MATERIAL SHOWN.
--- begin ---
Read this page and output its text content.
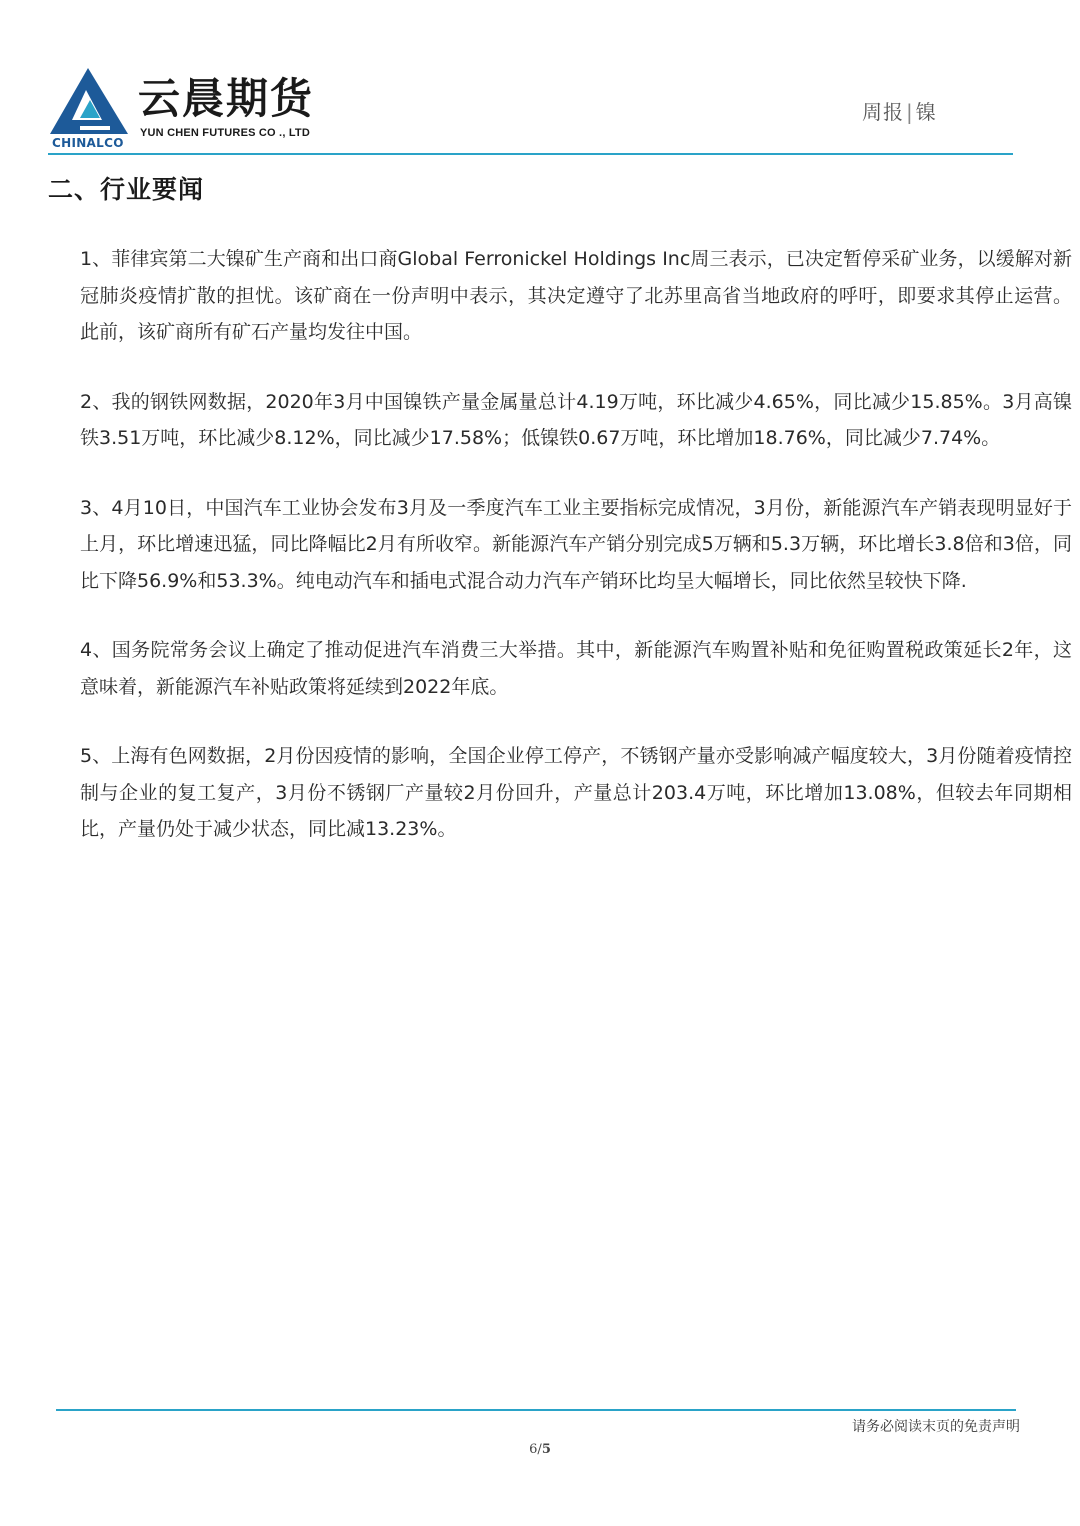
CHINALCO
云晨期货
YUN CHEN FUTURES CO ., LTD
周报 | 镍
二、行业要闻

1、菲律宾第二大镍矿生产商和出口商Global Ferronickel Holdings Inc周三表示，已决定暂停采矿业务，以缓解对新冠肺炎疫情扩散的担忧。该矿商在一份声明中表示，其决定遵守了北苏里高省当地政府的呼吁，即要求其停止运营。 此前，该矿商所有矿石产量均发往中国。

2、我的钢铁网数据，2020年3月中国镍铁产量金属量总计4.19万吨，环比减少4.65%，同比减少15.85%。3月高镍铁3.51万吨，环比减少8.12%，同比减少17.58%；低镍铁0.67万吨，环比增加18.76%，同比减少7.74%。

3、4月10日，中国汽车工业协会发布3月及一季度汽车工业主要指标完成情况，3月份，新能源汽车产销表现明显好于上月，环比增速迅猛，同比降幅比2月有所收窄。新能源汽车产销分别完成5万辆和5.3万辆，环比增长3.8倍和3倍，同比下降56.9%和53.3%。纯电动汽车和插电式混合动力汽车产销环比均呈大幅增长，同比依然呈较快下降.

4、国务院常务会议上确定了推动促进汽车消费三大举措。其中，新能源汽车购置补贴和免征购置税政策延长2年，这意味着，新能源汽车补贴政策将延续到2022年底。

5、上海有色网数据，2月份因疫情的影响，全国企业停工停产，不锈钢产量亦受影响减产幅度较大，3月份随着疫情控制与企业的复工复产，3月份不锈钢厂产量较2月份回升，产量总计203.4万吨，环比增加13.08%，但较去年同期相比，产量仍处于减少状态，同比减13.23%。

请务必阅读末页的免责声明
6/5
--- end ---
TASK INSTRUCTIONS.
Working from the lines above, reproduce the material exactly and exclude its pictures.

THE RESPONSE.
Read this page and output its text content.
CHINALCO
云晨期货
YUN CHEN FUTURES CO ., LTD
周报 | 镍
二、行业要闻

1、菲律宾第二大镍矿生产商和出口商Global Ferronickel Holdings Inc周三表示，已决定暂停采矿业务，以缓解对新冠肺炎疫情扩散的担忧。该矿商在一份声明中表示，其决定遵守了北苏里高省当地政府的呼吁，即要求其停止运营。 此前，该矿商所有矿石产量均发往中国。

2、我的钢铁网数据，2020年3月中国镍铁产量金属量总计4.19万吨，环比减少4.65%，同比减少15.85%。3月高镍铁3.51万吨，环比减少8.12%，同比减少17.58%；低镍铁0.67万吨，环比增加18.76%，同比减少7.74%。

3、4月10日，中国汽车工业协会发布3月及一季度汽车工业主要指标完成情况，3月份，新能源汽车产销表现明显好于上月，环比增速迅猛，同比降幅比2月有所收窄。新能源汽车产销分别完成5万辆和5.3万辆，环比增长3.8倍和3倍，同比下降56.9%和53.3%。纯电动汽车和插电式混合动力汽车产销环比均呈大幅增长，同比依然呈较快下降.

4、国务院常务会议上确定了推动促进汽车消费三大举措。其中，新能源汽车购置补贴和免征购置税政策延长2年，这意味着，新能源汽车补贴政策将延续到2022年底。

5、上海有色网数据，2月份因疫情的影响，全国企业停工停产，不锈钢产量亦受影响减产幅度较大，3月份随着疫情控制与企业的复工复产，3月份不锈钢厂产量较2月份回升，产量总计203.4万吨，环比增加13.08%，但较去年同期相比，产量仍处于减少状态，同比减13.23%。

请务必阅读末页的免责声明
6/5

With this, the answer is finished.